>> begin Excerpted data

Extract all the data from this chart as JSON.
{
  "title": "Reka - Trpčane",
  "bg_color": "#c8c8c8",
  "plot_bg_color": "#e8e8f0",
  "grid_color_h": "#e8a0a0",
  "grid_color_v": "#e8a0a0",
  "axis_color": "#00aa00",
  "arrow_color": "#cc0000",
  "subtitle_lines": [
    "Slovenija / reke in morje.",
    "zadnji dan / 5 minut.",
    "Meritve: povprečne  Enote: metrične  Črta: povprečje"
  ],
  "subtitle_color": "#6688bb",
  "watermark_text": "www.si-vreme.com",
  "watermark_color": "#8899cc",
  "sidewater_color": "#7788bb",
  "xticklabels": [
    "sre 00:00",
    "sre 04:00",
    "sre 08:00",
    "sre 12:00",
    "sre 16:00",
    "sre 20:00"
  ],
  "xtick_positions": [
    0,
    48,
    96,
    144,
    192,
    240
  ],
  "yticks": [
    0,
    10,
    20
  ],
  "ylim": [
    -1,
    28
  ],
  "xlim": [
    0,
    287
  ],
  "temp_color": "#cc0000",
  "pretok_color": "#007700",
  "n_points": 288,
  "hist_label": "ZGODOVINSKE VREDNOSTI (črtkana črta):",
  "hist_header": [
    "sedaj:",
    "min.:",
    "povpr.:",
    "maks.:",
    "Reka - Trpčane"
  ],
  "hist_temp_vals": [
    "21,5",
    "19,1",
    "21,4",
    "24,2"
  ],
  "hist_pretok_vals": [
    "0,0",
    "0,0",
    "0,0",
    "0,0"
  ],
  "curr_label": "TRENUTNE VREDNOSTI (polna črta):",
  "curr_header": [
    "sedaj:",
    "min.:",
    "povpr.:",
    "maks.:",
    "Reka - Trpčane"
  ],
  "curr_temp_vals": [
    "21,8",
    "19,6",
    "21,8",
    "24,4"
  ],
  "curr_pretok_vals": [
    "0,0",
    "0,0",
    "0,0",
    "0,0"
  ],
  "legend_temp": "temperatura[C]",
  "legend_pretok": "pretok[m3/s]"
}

>> end Excerpted data

:: What you will do ::
Repeat all of the entries exactly.

:: Reply ::
Extract all the data from this chart as JSON.
{
  "title": "Reka - Trpčane",
  "bg_color": "#c8c8c8",
  "plot_bg_color": "#e8e8f0",
  "grid_color_h": "#e8a0a0",
  "grid_color_v": "#e8a0a0",
  "axis_color": "#00aa00",
  "arrow_color": "#cc0000",
  "subtitle_lines": [
    "Slovenija / reke in morje.",
    "zadnji dan / 5 minut.",
    "Meritve: povprečne  Enote: metrične  Črta: povprečje"
  ],
  "subtitle_color": "#6688bb",
  "watermark_text": "www.si-vreme.com",
  "watermark_color": "#8899cc",
  "sidewater_color": "#7788bb",
  "xticklabels": [
    "sre 00:00",
    "sre 04:00",
    "sre 08:00",
    "sre 12:00",
    "sre 16:00",
    "sre 20:00"
  ],
  "xtick_positions": [
    0,
    48,
    96,
    144,
    192,
    240
  ],
  "yticks": [
    0,
    10,
    20
  ],
  "ylim": [
    -1,
    28
  ],
  "xlim": [
    0,
    287
  ],
  "temp_color": "#cc0000",
  "pretok_color": "#007700",
  "n_points": 288,
  "hist_label": "ZGODOVINSKE VREDNOSTI (črtkana črta):",
  "hist_header": [
    "sedaj:",
    "min.:",
    "povpr.:",
    "maks.:",
    "Reka - Trpčane"
  ],
  "hist_temp_vals": [
    "21,5",
    "19,1",
    "21,4",
    "24,2"
  ],
  "hist_pretok_vals": [
    "0,0",
    "0,0",
    "0,0",
    "0,0"
  ],
  "curr_label": "TRENUTNE VREDNOSTI (polna črta):",
  "curr_header": [
    "sedaj:",
    "min.:",
    "povpr.:",
    "maks.:",
    "Reka - Trpčane"
  ],
  "curr_temp_vals": [
    "21,8",
    "19,6",
    "21,8",
    "24,4"
  ],
  "curr_pretok_vals": [
    "0,0",
    "0,0",
    "0,0",
    "0,0"
  ],
  "legend_temp": "temperatura[C]",
  "legend_pretok": "pretok[m3/s]"
}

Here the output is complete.